=== Section Start ===

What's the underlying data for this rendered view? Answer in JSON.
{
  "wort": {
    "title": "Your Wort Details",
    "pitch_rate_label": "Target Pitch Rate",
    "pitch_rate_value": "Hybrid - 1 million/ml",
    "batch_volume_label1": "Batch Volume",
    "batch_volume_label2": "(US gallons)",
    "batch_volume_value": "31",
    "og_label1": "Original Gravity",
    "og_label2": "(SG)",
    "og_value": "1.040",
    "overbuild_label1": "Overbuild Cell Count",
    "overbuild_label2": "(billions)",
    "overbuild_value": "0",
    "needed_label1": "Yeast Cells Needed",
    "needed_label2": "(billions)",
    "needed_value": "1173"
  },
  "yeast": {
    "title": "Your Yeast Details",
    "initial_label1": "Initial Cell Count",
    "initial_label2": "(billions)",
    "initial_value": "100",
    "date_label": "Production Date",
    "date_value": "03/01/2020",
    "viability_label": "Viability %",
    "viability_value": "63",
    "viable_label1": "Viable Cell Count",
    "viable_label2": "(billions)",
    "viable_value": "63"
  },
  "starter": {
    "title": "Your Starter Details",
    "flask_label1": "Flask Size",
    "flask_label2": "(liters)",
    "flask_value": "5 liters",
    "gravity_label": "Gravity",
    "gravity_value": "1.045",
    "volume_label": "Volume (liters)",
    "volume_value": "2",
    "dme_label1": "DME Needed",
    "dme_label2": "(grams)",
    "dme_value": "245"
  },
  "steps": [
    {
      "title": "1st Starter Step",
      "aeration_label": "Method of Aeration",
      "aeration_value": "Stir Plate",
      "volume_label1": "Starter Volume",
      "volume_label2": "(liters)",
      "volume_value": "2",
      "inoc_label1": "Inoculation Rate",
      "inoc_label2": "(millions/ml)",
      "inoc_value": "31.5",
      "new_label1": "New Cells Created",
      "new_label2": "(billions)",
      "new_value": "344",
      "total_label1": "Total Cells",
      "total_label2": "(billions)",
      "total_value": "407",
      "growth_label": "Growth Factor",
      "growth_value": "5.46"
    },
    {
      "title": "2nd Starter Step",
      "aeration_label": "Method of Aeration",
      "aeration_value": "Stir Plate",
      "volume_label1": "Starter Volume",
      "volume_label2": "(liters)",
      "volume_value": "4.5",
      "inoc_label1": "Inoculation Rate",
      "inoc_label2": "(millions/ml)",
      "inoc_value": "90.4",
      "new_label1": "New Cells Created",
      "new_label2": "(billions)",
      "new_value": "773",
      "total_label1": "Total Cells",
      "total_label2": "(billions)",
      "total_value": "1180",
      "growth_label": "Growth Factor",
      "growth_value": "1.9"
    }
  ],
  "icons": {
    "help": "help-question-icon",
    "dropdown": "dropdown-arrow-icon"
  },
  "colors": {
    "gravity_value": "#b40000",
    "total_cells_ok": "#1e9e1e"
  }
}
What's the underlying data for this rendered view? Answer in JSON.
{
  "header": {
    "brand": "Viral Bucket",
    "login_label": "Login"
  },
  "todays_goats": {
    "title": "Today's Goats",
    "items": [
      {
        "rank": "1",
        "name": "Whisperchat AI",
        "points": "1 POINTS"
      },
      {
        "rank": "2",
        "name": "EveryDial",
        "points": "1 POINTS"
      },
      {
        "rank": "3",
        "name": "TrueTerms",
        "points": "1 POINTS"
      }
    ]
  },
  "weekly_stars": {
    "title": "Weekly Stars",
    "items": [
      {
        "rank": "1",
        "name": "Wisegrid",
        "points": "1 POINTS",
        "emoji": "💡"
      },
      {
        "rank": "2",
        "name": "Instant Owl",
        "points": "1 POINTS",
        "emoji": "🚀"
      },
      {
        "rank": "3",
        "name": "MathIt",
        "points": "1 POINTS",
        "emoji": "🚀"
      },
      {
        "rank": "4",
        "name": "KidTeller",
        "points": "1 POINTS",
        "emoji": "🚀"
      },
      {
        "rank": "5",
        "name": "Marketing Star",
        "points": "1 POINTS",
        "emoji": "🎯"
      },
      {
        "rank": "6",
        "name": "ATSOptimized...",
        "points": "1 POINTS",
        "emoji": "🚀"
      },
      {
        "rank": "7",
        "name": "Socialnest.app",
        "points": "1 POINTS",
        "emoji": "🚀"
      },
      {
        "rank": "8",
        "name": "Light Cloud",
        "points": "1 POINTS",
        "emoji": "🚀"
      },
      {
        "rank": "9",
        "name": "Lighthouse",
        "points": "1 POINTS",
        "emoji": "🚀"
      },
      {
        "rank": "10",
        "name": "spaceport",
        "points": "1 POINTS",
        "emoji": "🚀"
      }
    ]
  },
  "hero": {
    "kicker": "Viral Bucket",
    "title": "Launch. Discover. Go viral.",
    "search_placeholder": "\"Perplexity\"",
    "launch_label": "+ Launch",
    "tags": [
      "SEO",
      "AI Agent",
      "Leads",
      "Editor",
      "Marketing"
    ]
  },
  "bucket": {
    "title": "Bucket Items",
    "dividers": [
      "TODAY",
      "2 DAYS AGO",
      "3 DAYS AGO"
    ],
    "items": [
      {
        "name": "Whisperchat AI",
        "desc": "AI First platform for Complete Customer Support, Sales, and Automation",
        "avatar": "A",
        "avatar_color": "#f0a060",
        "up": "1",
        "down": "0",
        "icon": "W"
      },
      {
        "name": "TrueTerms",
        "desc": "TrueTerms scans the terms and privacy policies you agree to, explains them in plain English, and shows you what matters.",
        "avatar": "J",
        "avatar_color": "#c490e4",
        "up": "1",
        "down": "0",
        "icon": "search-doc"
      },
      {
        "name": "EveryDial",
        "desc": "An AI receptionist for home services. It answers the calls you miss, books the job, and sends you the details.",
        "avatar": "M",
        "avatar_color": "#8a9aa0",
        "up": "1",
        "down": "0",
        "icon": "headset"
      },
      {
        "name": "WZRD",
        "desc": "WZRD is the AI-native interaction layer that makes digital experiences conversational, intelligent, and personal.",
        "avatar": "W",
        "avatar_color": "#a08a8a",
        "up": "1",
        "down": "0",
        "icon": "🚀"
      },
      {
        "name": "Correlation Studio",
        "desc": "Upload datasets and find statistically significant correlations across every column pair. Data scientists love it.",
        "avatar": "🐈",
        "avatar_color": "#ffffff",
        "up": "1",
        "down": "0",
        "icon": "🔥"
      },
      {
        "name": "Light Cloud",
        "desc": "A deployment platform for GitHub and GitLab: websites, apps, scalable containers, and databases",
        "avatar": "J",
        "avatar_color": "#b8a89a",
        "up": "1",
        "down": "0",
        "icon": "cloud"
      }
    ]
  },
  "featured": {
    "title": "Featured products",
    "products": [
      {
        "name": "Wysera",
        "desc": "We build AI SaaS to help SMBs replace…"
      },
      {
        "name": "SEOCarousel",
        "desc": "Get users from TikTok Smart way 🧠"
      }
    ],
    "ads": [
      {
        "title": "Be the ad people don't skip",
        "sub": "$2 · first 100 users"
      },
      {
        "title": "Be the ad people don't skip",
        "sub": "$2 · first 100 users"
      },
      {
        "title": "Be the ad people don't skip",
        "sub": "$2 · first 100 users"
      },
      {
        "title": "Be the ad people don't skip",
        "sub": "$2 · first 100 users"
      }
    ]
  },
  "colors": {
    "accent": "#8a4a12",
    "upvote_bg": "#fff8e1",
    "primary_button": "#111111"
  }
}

=== Section End ===

About this task -> The whole listing above needs to be written out exactly.

Answer for the task ->
What's the underlying data for this rendered view? Answer in JSON.
{
  "wort": {
    "title": "Your Wort Details",
    "pitch_rate_label": "Target Pitch Rate",
    "pitch_rate_value": "Hybrid - 1 million/ml",
    "batch_volume_label1": "Batch Volume",
    "batch_volume_label2": "(US gallons)",
    "batch_volume_value": "31",
    "og_label1": "Original Gravity",
    "og_label2": "(SG)",
    "og_value": "1.040",
    "overbuild_label1": "Overbuild Cell Count",
    "overbuild_label2": "(billions)",
    "overbuild_value": "0",
    "needed_label1": "Yeast Cells Needed",
    "needed_label2": "(billions)",
    "needed_value": "1173"
  },
  "yeast": {
    "title": "Your Yeast Details",
    "initial_label1": "Initial Cell Count",
    "initial_label2": "(billions)",
    "initial_value": "100",
    "date_label": "Production Date",
    "date_value": "03/01/2020",
    "viability_label": "Viability %",
    "viability_value": "63",
    "viable_label1": "Viable Cell Count",
    "viable_label2": "(billions)",
    "viable_value": "63"
  },
  "starter": {
    "title": "Your Starter Details",
    "flask_label1": "Flask Size",
    "flask_label2": "(liters)",
    "flask_value": "5 liters",
    "gravity_label": "Gravity",
    "gravity_value": "1.045",
    "volume_label": "Volume (liters)",
    "volume_value": "2",
    "dme_label1": "DME Needed",
    "dme_label2": "(grams)",
    "dme_value": "245"
  },
  "steps": [
    {
      "title": "1st Starter Step",
      "aeration_label": "Method of Aeration",
      "aeration_value": "Stir Plate",
      "volume_label1": "Starter Volume",
      "volume_label2": "(liters)",
      "volume_value": "2",
      "inoc_label1": "Inoculation Rate",
      "inoc_label2": "(millions/ml)",
      "inoc_value": "31.5",
      "new_label1": "New Cells Created",
      "new_label2": "(billions)",
      "new_value": "344",
      "total_label1": "Total Cells",
      "total_label2": "(billions)",
      "total_value": "407",
      "growth_label": "Growth Factor",
      "growth_value": "5.46"
    },
    {
      "title": "2nd Starter Step",
      "aeration_label": "Method of Aeration",
      "aeration_value": "Stir Plate",
      "volume_label1": "Starter Volume",
      "volume_label2": "(liters)",
      "volume_value": "4.5",
      "inoc_label1": "Inoculation Rate",
      "inoc_label2": "(millions/ml)",
      "inoc_value": "90.4",
      "new_label1": "New Cells Created",
      "new_label2": "(billions)",
      "new_value": "773",
      "total_label1": "Total Cells",
      "total_label2": "(billions)",
      "total_value": "1180",
      "growth_label": "Growth Factor",
      "growth_value": "1.9"
    }
  ],
  "icons": {
    "help": "help-question-icon",
    "dropdown": "dropdown-arrow-icon"
  },
  "colors": {
    "gravity_value": "#b40000",
    "total_cells_ok": "#1e9e1e"
  }
}
What's the underlying data for this rendered view? Answer in JSON.
{
  "header": {
    "brand": "Viral Bucket",
    "login_label": "Login"
  },
  "todays_goats": {
    "title": "Today's Goats",
    "items": [
      {
        "rank": "1",
        "name": "Whisperchat AI",
        "points": "1 POINTS"
      },
      {
        "rank": "2",
        "name": "EveryDial",
        "points": "1 POINTS"
      },
      {
        "rank": "3",
        "name": "TrueTerms",
        "points": "1 POINTS"
      }
    ]
  },
  "weekly_stars": {
    "title": "Weekly Stars",
    "items": [
      {
        "rank": "1",
        "name": "Wisegrid",
        "points": "1 POINTS",
        "emoji": "💡"
      },
      {
        "rank": "2",
        "name": "Instant Owl",
        "points": "1 POINTS",
        "emoji": "🚀"
      },
      {
        "rank": "3",
        "name": "MathIt",
        "points": "1 POINTS",
        "emoji": "🚀"
      },
      {
        "rank": "4",
        "name": "KidTeller",
        "points": "1 POINTS",
        "emoji": "🚀"
      },
      {
        "rank": "5",
        "name": "Marketing Star",
        "points": "1 POINTS",
        "emoji": "🎯"
      },
      {
        "rank": "6",
        "name": "ATSOptimized...",
        "points": "1 POINTS",
        "emoji": "🚀"
      },
      {
        "rank": "7",
        "name": "Socialnest.app",
        "points": "1 POINTS",
        "emoji": "🚀"
      },
      {
        "rank": "8",
        "name": "Light Cloud",
        "points": "1 POINTS",
        "emoji": "🚀"
      },
      {
        "rank": "9",
        "name": "Lighthouse",
        "points": "1 POINTS",
        "emoji": "🚀"
      },
      {
        "rank": "10",
        "name": "spaceport",
        "points": "1 POINTS",
        "emoji": "🚀"
      }
    ]
  },
  "hero": {
    "kicker": "Viral Bucket",
    "title": "Launch. Discover. Go viral.",
    "search_placeholder": "\"Perplexity\"",
    "launch_label": "+ Launch",
    "tags": [
      "SEO",
      "AI Agent",
      "Leads",
      "Editor",
      "Marketing"
    ]
  },
  "bucket": {
    "title": "Bucket Items",
    "dividers": [
      "TODAY",
      "2 DAYS AGO",
      "3 DAYS AGO"
    ],
    "items": [
      {
        "name": "Whisperchat AI",
        "desc": "AI First platform for Complete Customer Support, Sales, and Automation",
        "avatar": "A",
        "avatar_color": "#f0a060",
        "up": "1",
        "down": "0",
        "icon": "W"
      },
      {
        "name": "TrueTerms",
        "desc": "TrueTerms scans the terms and privacy policies you agree to, explains them in plain English, and shows you what matters.",
        "avatar": "J",
        "avatar_color": "#c490e4",
        "up": "1",
        "down": "0",
        "icon": "search-doc"
      },
      {
        "name": "EveryDial",
        "desc": "An AI receptionist for home services. It answers the calls you miss, books the job, and sends you the details.",
        "avatar": "M",
        "avatar_color": "#8a9aa0",
        "up": "1",
        "down": "0",
        "icon": "headset"
      },
      {
        "name": "WZRD",
        "desc": "WZRD is the AI-native interaction layer that makes digital experiences conversational, intelligent, and personal.",
        "avatar": "W",
        "avatar_color": "#a08a8a",
        "up": "1",
        "down": "0",
        "icon": "🚀"
      },
      {
        "name": "Correlation Studio",
        "desc": "Upload datasets and find statistically significant correlations across every column pair. Data scientists love it.",
        "avatar": "🐈",
        "avatar_color": "#ffffff",
        "up": "1",
        "down": "0",
        "icon": "🔥"
      },
      {
        "name": "Light Cloud",
        "desc": "A deployment platform for GitHub and GitLab: websites, apps, scalable containers, and databases",
        "avatar": "J",
        "avatar_color": "#b8a89a",
        "up": "1",
        "down": "0",
        "icon": "cloud"
      }
    ]
  },
  "featured": {
    "title": "Featured products",
    "products": [
      {
        "name": "Wysera",
        "desc": "We build AI SaaS to help SMBs replace…"
      },
      {
        "name": "SEOCarousel",
        "desc": "Get users from TikTok Smart way 🧠"
      }
    ],
    "ads": [
      {
        "title": "Be the ad people don't skip",
        "sub": "$2 · first 100 users"
      },
      {
        "title": "Be the ad people don't skip",
        "sub": "$2 · first 100 users"
      },
      {
        "title": "Be the ad people don't skip",
        "sub": "$2 · first 100 users"
      },
      {
        "title": "Be the ad people don't skip",
        "sub": "$2 · first 100 users"
      }
    ]
  },
  "colors": {
    "accent": "#8a4a12",
    "upvote_bg": "#fff8e1",
    "primary_button": "#111111"
  }
}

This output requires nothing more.